(Source data)
|---|

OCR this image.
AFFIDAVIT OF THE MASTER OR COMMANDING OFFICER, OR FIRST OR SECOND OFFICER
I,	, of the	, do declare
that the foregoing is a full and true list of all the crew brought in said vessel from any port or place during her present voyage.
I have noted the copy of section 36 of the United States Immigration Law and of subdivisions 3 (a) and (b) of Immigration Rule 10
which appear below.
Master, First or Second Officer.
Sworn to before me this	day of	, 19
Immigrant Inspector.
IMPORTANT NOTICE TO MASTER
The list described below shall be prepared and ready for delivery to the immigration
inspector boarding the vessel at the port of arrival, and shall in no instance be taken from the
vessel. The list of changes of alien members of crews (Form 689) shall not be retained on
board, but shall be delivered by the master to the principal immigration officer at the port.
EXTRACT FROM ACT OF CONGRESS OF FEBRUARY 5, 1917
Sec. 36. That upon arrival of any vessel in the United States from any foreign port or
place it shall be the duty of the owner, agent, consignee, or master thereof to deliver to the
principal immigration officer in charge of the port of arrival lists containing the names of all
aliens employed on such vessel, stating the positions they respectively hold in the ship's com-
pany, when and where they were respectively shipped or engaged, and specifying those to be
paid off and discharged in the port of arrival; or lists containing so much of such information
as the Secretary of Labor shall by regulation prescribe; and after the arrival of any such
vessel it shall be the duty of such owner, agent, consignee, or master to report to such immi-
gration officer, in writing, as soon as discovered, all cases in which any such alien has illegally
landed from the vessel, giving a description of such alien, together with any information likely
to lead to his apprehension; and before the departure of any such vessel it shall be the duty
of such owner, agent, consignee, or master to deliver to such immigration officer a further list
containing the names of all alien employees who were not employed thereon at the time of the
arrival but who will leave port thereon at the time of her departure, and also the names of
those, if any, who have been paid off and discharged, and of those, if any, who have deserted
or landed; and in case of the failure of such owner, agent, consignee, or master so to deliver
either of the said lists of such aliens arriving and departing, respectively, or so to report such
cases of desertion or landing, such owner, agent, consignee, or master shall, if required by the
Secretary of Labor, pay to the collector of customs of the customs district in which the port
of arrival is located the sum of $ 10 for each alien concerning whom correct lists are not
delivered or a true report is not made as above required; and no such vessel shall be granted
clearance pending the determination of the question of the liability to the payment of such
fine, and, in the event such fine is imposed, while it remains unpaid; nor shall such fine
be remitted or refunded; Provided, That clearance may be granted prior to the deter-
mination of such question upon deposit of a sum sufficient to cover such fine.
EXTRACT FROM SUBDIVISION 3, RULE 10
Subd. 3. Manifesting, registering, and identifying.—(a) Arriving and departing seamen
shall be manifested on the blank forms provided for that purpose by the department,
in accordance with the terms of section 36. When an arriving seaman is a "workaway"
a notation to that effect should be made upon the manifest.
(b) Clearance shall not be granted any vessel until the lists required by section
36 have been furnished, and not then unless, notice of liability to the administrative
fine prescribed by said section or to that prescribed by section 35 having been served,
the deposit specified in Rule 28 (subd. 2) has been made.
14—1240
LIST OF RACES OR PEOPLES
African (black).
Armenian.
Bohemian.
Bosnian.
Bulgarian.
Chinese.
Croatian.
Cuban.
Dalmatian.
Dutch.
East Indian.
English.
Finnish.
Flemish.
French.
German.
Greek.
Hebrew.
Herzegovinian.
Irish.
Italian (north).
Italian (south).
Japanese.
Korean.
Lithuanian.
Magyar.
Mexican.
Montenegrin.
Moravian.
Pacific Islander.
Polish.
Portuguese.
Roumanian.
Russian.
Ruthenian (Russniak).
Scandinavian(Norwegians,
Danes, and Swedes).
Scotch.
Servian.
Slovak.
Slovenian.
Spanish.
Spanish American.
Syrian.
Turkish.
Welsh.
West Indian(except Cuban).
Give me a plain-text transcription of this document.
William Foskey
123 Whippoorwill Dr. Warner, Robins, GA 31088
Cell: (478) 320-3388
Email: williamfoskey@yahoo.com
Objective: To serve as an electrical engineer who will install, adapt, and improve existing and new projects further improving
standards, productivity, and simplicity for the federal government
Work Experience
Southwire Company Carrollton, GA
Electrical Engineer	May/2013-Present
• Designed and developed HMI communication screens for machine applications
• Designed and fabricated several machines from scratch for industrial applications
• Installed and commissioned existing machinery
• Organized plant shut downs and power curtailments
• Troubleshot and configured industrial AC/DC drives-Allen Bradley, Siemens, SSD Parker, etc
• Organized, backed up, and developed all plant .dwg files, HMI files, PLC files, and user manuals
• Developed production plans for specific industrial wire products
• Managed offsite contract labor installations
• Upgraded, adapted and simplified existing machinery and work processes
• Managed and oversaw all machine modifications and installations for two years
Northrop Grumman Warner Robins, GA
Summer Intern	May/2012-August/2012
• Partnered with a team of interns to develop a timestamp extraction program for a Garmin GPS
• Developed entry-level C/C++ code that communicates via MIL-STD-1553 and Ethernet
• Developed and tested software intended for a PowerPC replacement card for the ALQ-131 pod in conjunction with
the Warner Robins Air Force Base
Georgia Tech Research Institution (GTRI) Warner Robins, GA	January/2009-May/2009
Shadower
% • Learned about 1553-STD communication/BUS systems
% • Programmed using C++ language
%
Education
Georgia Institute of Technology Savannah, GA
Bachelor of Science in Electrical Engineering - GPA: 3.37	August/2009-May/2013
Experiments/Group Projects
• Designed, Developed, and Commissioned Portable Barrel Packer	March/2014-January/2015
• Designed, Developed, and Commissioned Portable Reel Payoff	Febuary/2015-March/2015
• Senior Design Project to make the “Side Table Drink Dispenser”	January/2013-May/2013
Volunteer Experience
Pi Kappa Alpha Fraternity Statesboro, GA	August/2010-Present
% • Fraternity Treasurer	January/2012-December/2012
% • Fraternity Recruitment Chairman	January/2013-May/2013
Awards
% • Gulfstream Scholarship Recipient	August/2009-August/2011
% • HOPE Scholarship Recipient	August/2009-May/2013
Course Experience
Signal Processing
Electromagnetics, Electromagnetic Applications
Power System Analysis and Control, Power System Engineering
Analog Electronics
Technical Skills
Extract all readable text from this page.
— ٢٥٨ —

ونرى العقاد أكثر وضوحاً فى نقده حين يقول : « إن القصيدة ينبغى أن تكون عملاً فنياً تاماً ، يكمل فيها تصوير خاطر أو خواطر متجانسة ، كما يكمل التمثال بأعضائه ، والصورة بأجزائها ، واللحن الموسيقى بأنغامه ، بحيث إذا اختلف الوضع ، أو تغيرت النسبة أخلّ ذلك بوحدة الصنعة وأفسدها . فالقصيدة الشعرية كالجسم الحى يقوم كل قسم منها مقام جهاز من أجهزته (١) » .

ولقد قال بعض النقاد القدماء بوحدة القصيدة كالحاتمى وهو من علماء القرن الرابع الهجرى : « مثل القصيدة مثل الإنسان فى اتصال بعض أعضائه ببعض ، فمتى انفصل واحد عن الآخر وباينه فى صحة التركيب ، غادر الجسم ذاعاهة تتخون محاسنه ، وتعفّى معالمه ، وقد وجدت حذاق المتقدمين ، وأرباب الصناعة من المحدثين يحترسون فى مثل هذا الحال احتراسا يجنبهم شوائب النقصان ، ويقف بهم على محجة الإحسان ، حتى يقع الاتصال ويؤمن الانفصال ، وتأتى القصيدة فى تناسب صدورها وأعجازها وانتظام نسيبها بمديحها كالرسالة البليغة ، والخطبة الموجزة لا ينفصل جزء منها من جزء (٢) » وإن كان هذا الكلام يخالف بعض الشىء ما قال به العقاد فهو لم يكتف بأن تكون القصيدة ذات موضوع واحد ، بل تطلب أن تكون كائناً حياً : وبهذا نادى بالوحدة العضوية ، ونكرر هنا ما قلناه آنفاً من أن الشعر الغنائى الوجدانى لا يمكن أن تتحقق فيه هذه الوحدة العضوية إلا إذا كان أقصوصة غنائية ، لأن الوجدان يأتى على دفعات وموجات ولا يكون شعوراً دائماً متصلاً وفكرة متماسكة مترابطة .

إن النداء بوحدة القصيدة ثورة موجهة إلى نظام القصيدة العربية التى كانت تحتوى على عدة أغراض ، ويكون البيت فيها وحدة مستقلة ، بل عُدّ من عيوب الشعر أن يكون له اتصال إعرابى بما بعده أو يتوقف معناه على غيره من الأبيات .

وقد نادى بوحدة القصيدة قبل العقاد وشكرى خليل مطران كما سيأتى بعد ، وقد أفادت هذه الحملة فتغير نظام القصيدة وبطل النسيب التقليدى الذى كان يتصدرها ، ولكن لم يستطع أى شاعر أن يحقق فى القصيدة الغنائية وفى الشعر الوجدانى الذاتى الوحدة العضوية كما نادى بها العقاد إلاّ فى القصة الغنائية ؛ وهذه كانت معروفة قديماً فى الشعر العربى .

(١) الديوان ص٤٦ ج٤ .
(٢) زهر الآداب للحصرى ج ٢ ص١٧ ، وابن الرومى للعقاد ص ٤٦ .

|---|

→ What is expected:
Read the lines above. Gather those in which the string "before" is found.

→ Written solution:
Sworn to before me this	day of	, 19
to lead to his apprehension; and before the departure of any such vessel it shall be the duty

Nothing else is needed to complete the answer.